Dataset excerpts:
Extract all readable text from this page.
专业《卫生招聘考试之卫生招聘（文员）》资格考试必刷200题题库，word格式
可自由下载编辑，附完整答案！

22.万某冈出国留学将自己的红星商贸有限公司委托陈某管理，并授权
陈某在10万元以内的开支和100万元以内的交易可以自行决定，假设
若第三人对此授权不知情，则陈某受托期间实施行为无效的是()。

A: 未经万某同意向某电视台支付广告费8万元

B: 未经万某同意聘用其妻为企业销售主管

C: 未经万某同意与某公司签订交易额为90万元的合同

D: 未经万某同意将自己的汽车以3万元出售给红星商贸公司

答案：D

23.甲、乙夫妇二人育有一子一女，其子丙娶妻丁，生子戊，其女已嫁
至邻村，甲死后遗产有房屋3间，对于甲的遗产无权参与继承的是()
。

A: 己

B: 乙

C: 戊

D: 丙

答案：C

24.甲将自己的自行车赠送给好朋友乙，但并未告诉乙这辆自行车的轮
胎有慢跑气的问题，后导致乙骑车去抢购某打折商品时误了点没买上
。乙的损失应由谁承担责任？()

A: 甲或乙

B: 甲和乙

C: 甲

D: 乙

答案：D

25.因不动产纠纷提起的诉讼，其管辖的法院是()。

Problem to solve: Each entry is to be returned in full, character for character.

Exercise output:
Extract all readable text from this page.
专业《卫生招聘考试之卫生招聘（文员）》资格考试必刷200题题库，word格式
可自由下载编辑，附完整答案！

22.万某冈出国留学将自己的红星商贸有限公司委托陈某管理，并授权
陈某在10万元以内的开支和100万元以内的交易可以自行决定，假设
若第三人对此授权不知情，则陈某受托期间实施行为无效的是()。

A: 未经万某同意向某电视台支付广告费8万元

B: 未经万某同意聘用其妻为企业销售主管

C: 未经万某同意与某公司签订交易额为90万元的合同

D: 未经万某同意将自己的汽车以3万元出售给红星商贸公司

答案：D

23.甲、乙夫妇二人育有一子一女，其子丙娶妻丁，生子戊，其女已嫁
至邻村，甲死后遗产有房屋3间，对于甲的遗产无权参与继承的是()
。

A: 己

B: 乙

C: 戊

D: 丙

答案：C

24.甲将自己的自行车赠送给好朋友乙，但并未告诉乙这辆自行车的轮
胎有慢跑气的问题，后导致乙骑车去抢购某打折商品时误了点没买上
。乙的损失应由谁承担责任？()

A: 甲或乙

B: 甲和乙

C: 甲

D: 乙

答案：D

25.因不动产纠纷提起的诉讼，其管辖的法院是()。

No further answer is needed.